▶ **Recorded data**:
---
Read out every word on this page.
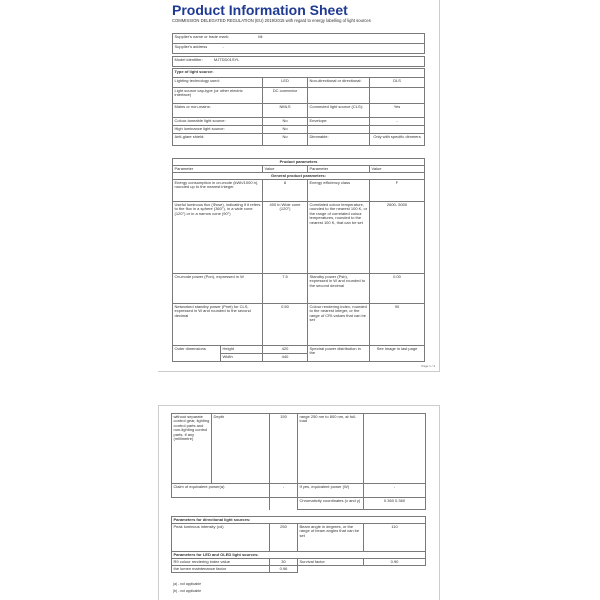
Product Information Sheet
COMMISSION DELEGATED REGULATION (EU) 2019/2015 with regard to energy labelling of light sources
Supplier's name or trade mark:	Mi
Supplier's address	-

Model identifier:	MJTDD01SYL
Type of light source:			
Lighting technology used:	LED	Non-directional or directional:	DLS
Light source cap-type (or other electric interface)	DC connector		
Mains or non-mains:	NMLS	Connected light source (CLS):	Yes
Colour-tuneable light source:	No	Envelope:	-
High luminance light source:	No		
Anti-glare shield:	No	Dimmable:	Only with specific dimmers
Product parameters				
Parameter		Value	Parameter	Value
General product parameters:				
Energy consumption in on-mode (kWh/1000 h), rounded up to the nearest integer		8	Energy efficiency class	F
Useful luminous flux (Φuse), indicating if it refers to the flux in a sphere (360°), in a wide cone (120°) or in a narrow cone (90°)		400 in Wide cone (120°)	Correlated colour temperature, rounded to the nearest 100 K, or the range of correlated colour temperatures, rounded to the nearest 100 K, that can be set	2600- 5000
On-mode power (Pon), expressed in W		7.5	Standby power (Psb), expressed in W and rounded to the second decimal	0.00
Networked standby power (Pnet) for CLS, expressed in W and rounded to the second decimal		0.50	Colour rendering index, rounded to the nearest integer, or the range of CRI-values that can be set	90
Outer dimensions	Height	420	Spectral power distribution in the	See image in last page
	Width	440		
Page 1 / 3
without separate control gear, lighting control parts and non-lighting control parts, if any (millimetre)	Depth	150	range 250 nm to 800 nm, at full-load	
Claim of equivalent power(a)		-	If yes, equivalent power (W)	-
			Chromaticity coordinates (x and y)	0.360 0.360
Parameters for directional light sources:			
Peak luminous intensity (cd)	250	Beam angle in degrees, or the range of beam angles that can be set	110
Parameters for LED and OLED light sources:			
R9 colour rendering index value	30	Survival factor	0.90
the lumen maintenance factor	0.96		
(a) - not applicable
(b) - not applicable
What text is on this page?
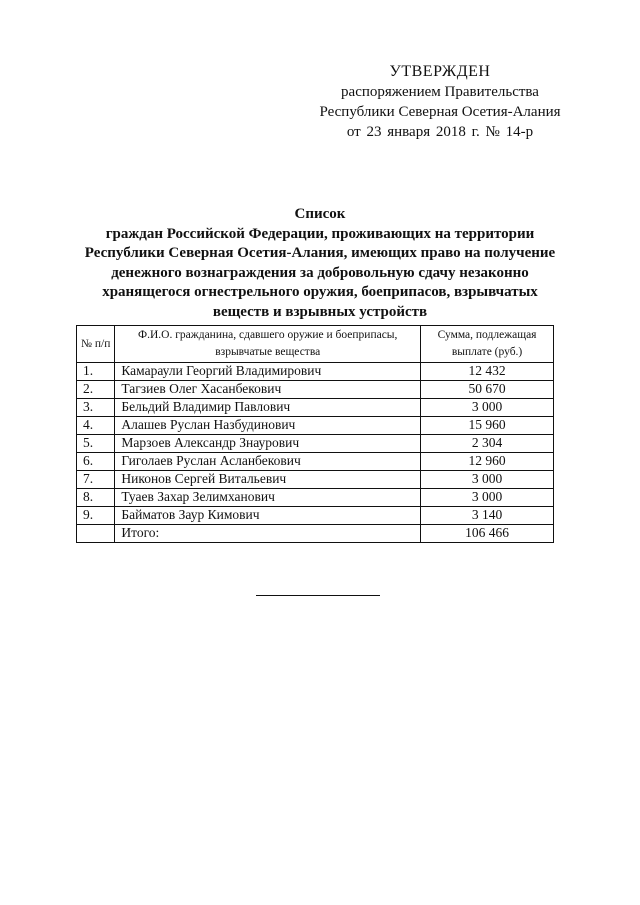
УТВЕРЖДЕН
распоряжением Правительства
Республики Северная Осетия-Алания
от 23 января 2018 г. № 14-р
Список
граждан Российской Федерации, проживающих на территории
Республики Северная Осетия-Алания, имеющих право на получение
денежного вознаграждения за добровольную сдачу незаконно
хранящегося огнестрельного оружия, боеприпасов, взрывчатых
веществ и взрывных устройств
№ п/п	Ф.И.О. гражданина, сдавшего оружие и боеприпасы, взрывчатые вещества	Сумма, подлежащая выплате (руб.)
1.	Камараули Георгий Владимирович	12 432
2.	Тагзиев Олег Хасанбекович	50 670
3.	Бельдий Владимир Павлович	3 000
4.	Алашев Руслан Назбудинович	15 960
5.	Марзоев Александр Знаурович	2 304
6.	Гиголаев Руслан Асланбекович	12 960
7.	Никонов Сергей Витальевич	3 000
8.	Туаев Захар Зелимханович	3 000
9.	Байматов Заур Кимович	3 140
	Итого:	106 466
---
▶ **The request**: Your task is an exact transcription of all the data, minus the pictures.

▶ **Task result**:
Read out every word on this page.
Product Information Sheet
COMMISSION DELEGATED REGULATION (EU) 2019/2015 with regard to energy labelling of light sources
Supplier's name or trade mark:	Mi
Supplier's address	-

Model identifier:	MJTDD01SYL
Type of light source:			
Lighting technology used:	LED	Non-directional or directional:	DLS
Light source cap-type (or other electric interface)	DC connector		
Mains or non-mains:	NMLS	Connected light source (CLS):	Yes
Colour-tuneable light source:	No	Envelope:	-
High luminance light source:	No		
Anti-glare shield:	No	Dimmable:	Only with specific dimmers
Product parameters				
Parameter		Value	Parameter	Value
General product parameters:				
Energy consumption in on-mode (kWh/1000 h), rounded up to the nearest integer		8	Energy efficiency class	F
Useful luminous flux (Φuse), indicating if it refers to the flux in a sphere (360°), in a wide cone (120°) or in a narrow cone (90°)		400 in Wide cone (120°)	Correlated colour temperature, rounded to the nearest 100 K, or the range of correlated colour temperatures, rounded to the nearest 100 K, that can be set	2600- 5000
On-mode power (Pon), expressed in W		7.5	Standby power (Psb), expressed in W and rounded to the second decimal	0.00
Networked standby power (Pnet) for CLS, expressed in W and rounded to the second decimal		0.50	Colour rendering index, rounded to the nearest integer, or the range of CRI-values that can be set	90
Outer dimensions	Height	420	Spectral power distribution in the	See image in last page
	Width	440		
Page 1 / 3
without separate control gear, lighting control parts and non-lighting control parts, if any (millimetre)	Depth	150	range 250 nm to 800 nm, at full-load	
Claim of equivalent power(a)		-	If yes, equivalent power (W)	-
			Chromaticity coordinates (x and y)	0.360 0.360
Parameters for directional light sources:			
Peak luminous intensity (cd)	250	Beam angle in degrees, or the range of beam angles that can be set	110
Parameters for LED and OLED light sources:			
R9 colour rendering index value	30	Survival factor	0.90
the lumen maintenance factor	0.96		
(a) - not applicable
(b) - not applicable
What text is on this page?
УТВЕРЖДЕН
распоряжением Правительства
Республики Северная Осетия-Алания
от 23 января 2018 г. № 14-р
Список
граждан Российской Федерации, проживающих на территории
Республики Северная Осетия-Алания, имеющих право на получение
денежного вознаграждения за добровольную сдачу незаконно
хранящегося огнестрельного оружия, боеприпасов, взрывчатых
веществ и взрывных устройств
№ п/п	Ф.И.О. гражданина, сдавшего оружие и боеприпасы, взрывчатые вещества	Сумма, подлежащая выплате (руб.)
1.	Камараули Георгий Владимирович	12 432
2.	Тагзиев Олег Хасанбекович	50 670
3.	Бельдий Владимир Павлович	3 000
4.	Алашев Руслан Назбудинович	15 960
5.	Марзоев Александр Знаурович	2 304
6.	Гиголаев Руслан Асланбекович	12 960
7.	Никонов Сергей Витальевич	3 000
8.	Туаев Захар Зелимханович	3 000
9.	Байматов Заур Кимович	3 140
	Итого:	106 466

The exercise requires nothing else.